- Your goal
What is the number of lines in the entries that contain "Medizinischen"? Reply with that number only.

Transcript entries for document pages
_ _ _

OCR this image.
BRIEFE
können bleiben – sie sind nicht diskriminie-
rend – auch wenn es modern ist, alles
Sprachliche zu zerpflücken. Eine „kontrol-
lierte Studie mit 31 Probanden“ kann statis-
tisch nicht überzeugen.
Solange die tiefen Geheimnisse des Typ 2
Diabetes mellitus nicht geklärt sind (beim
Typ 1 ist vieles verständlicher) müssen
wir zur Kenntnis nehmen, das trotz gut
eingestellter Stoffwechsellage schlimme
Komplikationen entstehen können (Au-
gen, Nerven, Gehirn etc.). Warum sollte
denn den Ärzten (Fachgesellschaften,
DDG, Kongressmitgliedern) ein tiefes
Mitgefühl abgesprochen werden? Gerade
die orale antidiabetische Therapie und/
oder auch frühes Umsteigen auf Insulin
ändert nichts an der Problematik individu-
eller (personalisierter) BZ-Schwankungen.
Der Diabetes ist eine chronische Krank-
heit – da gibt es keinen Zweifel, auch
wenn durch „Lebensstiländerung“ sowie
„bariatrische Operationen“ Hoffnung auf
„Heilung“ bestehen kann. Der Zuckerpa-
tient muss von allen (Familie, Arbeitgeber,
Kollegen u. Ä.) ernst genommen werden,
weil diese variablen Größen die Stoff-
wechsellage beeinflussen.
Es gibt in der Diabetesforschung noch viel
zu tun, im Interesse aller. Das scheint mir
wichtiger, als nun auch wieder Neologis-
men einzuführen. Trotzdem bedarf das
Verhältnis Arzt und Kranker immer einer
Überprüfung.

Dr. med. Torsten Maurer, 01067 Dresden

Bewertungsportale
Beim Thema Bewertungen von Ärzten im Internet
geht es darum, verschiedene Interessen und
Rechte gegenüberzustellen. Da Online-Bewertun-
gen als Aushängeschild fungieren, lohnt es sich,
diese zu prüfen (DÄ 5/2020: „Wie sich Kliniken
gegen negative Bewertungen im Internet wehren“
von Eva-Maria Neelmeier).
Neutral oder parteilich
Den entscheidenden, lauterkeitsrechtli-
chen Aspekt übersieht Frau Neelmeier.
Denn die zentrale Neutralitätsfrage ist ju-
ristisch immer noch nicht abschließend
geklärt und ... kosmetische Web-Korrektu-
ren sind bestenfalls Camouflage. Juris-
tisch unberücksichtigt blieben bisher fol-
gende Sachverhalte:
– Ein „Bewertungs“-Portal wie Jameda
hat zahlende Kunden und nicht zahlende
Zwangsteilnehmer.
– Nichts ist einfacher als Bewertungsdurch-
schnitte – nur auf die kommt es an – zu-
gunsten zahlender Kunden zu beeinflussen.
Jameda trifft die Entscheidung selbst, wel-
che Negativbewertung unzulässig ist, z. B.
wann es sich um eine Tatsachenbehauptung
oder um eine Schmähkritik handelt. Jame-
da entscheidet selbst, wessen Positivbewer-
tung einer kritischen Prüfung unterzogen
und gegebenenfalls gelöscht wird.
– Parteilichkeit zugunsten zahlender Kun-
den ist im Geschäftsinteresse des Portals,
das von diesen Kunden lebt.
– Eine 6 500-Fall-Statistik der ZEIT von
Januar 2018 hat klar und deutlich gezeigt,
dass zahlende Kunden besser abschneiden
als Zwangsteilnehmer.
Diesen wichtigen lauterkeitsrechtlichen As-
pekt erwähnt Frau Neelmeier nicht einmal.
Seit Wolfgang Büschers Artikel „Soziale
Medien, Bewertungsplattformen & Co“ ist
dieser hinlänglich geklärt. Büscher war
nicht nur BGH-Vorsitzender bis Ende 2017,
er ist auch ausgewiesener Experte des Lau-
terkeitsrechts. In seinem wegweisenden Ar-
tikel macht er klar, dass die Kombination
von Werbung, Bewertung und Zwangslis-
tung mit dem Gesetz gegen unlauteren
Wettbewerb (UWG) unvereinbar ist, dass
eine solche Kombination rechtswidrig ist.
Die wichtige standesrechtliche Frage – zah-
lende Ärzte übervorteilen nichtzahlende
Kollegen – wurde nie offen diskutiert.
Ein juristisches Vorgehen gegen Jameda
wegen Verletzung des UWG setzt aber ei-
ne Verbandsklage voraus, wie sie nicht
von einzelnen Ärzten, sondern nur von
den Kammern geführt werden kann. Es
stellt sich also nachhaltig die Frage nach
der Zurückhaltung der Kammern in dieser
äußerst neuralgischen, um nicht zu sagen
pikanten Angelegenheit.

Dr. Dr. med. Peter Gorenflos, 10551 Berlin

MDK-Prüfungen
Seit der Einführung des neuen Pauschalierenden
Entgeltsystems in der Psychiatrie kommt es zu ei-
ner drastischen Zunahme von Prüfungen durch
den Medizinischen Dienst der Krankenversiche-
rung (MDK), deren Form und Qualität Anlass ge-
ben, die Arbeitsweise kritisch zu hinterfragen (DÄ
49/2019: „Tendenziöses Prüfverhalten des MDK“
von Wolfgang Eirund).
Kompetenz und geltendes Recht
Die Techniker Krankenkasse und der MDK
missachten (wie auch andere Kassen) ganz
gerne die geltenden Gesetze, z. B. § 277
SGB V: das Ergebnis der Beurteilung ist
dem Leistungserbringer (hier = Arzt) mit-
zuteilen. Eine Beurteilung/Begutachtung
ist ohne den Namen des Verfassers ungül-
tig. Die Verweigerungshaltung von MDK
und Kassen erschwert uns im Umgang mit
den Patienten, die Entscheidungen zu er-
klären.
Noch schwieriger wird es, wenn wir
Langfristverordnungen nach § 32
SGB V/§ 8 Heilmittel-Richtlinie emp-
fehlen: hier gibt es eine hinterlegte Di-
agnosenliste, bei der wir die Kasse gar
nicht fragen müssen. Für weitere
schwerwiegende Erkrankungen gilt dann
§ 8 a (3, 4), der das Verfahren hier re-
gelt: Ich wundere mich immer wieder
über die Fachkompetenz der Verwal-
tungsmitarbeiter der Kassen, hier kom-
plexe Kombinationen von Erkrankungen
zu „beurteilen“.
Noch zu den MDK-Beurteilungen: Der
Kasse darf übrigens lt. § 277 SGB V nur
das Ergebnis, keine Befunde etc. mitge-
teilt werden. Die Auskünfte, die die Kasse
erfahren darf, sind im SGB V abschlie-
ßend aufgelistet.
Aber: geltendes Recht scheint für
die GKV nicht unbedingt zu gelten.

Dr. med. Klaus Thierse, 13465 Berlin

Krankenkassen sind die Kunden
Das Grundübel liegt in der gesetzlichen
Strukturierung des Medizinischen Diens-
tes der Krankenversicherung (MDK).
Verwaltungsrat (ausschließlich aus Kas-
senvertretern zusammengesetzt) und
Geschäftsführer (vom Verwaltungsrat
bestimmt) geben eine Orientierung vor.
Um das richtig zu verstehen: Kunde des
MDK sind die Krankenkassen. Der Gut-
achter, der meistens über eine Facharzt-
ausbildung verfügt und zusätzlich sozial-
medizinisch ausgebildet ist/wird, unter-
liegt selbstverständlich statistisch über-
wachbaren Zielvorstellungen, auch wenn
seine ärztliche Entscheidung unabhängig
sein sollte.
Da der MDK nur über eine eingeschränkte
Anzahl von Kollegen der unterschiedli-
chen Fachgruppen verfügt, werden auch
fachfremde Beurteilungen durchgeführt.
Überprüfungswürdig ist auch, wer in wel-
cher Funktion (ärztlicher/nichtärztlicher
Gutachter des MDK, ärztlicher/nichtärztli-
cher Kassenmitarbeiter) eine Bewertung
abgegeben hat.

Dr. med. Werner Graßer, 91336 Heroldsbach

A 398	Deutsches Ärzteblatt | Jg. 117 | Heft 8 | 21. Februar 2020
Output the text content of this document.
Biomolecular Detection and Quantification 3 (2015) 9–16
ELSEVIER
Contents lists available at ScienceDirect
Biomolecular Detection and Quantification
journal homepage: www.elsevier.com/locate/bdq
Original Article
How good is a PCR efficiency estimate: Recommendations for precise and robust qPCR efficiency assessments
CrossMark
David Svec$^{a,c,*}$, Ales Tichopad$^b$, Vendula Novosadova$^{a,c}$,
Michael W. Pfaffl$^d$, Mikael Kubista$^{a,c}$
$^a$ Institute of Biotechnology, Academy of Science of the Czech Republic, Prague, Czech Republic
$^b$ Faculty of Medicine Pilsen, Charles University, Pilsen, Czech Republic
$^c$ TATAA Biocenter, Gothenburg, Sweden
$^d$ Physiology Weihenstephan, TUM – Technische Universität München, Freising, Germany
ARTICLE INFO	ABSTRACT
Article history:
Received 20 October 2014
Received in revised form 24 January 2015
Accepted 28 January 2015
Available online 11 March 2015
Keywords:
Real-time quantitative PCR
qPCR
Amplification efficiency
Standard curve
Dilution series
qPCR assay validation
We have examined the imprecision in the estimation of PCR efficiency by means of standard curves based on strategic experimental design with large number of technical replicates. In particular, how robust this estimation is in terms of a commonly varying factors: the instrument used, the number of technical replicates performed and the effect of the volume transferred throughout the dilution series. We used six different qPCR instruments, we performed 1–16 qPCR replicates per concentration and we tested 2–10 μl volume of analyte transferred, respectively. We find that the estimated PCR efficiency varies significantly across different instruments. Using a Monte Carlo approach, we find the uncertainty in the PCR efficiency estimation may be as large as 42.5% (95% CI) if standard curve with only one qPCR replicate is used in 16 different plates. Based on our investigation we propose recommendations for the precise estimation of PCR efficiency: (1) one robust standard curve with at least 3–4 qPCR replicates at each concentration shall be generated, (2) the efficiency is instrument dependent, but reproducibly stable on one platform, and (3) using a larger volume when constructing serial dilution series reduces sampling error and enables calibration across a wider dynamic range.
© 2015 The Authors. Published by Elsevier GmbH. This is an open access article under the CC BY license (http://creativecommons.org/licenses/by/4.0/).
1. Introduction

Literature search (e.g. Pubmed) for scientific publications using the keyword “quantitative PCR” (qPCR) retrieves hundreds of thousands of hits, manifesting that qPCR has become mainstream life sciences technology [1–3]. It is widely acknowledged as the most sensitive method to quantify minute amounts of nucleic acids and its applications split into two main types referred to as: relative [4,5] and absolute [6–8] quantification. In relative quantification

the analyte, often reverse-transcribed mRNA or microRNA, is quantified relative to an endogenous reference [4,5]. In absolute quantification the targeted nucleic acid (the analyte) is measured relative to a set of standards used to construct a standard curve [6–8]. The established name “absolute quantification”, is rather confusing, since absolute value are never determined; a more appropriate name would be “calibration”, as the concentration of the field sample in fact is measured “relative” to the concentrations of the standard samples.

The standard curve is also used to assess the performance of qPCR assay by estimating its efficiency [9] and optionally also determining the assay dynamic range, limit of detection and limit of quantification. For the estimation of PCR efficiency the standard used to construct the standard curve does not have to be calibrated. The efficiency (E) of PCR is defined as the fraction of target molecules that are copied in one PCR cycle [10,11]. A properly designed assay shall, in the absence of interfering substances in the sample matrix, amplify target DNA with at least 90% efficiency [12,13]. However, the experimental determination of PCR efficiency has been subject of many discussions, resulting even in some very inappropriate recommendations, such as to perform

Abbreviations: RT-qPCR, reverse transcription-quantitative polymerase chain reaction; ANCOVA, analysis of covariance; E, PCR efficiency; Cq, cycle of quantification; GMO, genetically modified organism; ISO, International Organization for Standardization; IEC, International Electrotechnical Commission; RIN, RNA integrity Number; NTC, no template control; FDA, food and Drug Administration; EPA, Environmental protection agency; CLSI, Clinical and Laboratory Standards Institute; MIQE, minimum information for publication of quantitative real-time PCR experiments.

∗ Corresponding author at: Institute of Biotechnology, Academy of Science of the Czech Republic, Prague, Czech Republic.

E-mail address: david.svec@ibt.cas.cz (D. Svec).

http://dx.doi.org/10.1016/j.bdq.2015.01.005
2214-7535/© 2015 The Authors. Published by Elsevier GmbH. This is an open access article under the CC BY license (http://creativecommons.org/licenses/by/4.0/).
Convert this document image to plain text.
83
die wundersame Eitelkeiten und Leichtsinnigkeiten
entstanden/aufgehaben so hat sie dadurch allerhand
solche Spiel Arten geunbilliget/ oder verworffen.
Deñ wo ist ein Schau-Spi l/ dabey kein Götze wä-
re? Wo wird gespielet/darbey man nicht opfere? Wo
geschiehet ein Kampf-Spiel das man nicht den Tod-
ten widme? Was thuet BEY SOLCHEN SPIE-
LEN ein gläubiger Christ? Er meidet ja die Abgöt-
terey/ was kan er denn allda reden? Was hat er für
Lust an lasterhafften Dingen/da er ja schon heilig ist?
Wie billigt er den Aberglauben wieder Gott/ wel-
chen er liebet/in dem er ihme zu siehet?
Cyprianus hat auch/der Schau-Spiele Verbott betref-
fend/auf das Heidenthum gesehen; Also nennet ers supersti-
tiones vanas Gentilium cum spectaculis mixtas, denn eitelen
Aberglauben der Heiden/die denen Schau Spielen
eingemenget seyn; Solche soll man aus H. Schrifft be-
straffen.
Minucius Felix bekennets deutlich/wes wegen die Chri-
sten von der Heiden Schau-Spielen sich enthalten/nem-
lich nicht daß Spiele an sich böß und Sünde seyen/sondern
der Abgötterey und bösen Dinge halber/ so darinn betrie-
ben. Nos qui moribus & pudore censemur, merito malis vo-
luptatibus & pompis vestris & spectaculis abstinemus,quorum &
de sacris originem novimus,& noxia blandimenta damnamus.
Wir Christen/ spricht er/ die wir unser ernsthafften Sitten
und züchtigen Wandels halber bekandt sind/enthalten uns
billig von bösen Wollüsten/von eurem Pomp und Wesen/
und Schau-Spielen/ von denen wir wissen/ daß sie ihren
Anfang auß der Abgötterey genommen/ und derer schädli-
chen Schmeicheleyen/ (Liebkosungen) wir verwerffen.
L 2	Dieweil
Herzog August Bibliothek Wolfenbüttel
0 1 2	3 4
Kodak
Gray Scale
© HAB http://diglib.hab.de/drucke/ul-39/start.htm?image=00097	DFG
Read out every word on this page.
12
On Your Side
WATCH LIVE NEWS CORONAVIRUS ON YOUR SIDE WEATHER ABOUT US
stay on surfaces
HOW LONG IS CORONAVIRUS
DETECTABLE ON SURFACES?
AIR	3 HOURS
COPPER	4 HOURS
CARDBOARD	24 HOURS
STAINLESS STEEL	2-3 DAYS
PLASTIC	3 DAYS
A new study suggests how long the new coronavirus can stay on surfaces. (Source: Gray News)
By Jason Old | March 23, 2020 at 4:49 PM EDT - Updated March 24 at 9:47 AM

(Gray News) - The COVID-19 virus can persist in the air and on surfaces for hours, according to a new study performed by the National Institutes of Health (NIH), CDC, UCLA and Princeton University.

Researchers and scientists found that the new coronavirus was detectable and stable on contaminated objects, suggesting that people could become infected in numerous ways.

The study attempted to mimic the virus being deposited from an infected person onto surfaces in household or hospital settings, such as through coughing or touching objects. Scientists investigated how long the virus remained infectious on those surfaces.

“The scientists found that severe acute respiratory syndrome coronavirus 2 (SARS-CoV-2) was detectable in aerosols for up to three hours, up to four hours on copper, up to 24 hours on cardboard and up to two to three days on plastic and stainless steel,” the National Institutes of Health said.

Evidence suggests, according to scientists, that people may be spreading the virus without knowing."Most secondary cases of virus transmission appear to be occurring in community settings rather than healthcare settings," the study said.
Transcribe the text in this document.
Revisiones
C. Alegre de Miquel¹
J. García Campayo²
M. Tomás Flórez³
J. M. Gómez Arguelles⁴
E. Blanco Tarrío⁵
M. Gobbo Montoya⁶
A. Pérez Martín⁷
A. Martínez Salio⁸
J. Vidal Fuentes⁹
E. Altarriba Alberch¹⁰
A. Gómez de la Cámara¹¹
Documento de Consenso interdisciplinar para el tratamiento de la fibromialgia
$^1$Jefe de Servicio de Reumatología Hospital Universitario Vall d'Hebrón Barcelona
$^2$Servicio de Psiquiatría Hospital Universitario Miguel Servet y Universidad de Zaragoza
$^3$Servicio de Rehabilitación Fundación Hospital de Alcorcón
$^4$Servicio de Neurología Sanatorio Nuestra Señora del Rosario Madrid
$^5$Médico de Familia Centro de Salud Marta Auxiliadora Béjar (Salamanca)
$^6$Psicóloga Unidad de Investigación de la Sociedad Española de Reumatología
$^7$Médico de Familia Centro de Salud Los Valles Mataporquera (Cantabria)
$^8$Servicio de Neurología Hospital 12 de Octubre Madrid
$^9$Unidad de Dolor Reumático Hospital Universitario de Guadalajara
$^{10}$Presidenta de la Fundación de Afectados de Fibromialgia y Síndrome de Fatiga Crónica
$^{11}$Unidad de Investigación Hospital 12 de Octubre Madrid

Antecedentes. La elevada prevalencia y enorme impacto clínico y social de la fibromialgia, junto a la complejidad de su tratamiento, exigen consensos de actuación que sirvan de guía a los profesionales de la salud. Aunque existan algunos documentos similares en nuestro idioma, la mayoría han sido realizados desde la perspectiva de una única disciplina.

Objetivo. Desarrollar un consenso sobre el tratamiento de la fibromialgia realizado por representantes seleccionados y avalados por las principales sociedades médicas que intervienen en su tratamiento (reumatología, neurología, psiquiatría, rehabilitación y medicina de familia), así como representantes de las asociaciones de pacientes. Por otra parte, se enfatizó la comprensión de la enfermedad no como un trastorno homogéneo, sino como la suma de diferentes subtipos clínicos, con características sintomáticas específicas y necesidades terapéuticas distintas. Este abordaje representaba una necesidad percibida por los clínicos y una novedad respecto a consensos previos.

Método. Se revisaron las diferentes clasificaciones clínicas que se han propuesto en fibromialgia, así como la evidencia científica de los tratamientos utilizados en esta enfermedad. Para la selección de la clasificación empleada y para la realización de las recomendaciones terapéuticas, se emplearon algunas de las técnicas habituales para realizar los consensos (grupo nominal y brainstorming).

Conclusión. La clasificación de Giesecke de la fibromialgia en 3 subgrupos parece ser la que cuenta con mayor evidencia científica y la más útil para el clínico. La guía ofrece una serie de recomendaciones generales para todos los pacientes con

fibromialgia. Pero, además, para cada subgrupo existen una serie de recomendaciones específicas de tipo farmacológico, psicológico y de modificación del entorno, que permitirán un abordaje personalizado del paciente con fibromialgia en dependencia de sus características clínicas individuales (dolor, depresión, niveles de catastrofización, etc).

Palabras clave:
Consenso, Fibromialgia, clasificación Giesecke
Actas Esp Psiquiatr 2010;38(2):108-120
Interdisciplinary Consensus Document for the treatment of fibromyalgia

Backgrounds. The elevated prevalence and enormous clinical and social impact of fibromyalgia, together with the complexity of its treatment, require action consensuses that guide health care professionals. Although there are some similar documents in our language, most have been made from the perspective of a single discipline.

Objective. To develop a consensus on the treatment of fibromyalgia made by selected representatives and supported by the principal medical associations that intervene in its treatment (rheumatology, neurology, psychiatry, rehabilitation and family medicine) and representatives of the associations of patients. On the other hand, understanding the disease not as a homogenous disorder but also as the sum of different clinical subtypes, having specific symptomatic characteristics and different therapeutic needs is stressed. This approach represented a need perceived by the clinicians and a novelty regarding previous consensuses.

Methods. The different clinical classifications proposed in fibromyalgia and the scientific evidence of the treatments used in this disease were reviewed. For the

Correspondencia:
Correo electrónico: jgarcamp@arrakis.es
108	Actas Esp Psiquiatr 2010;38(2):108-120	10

_ _ _

- Solved exercise
2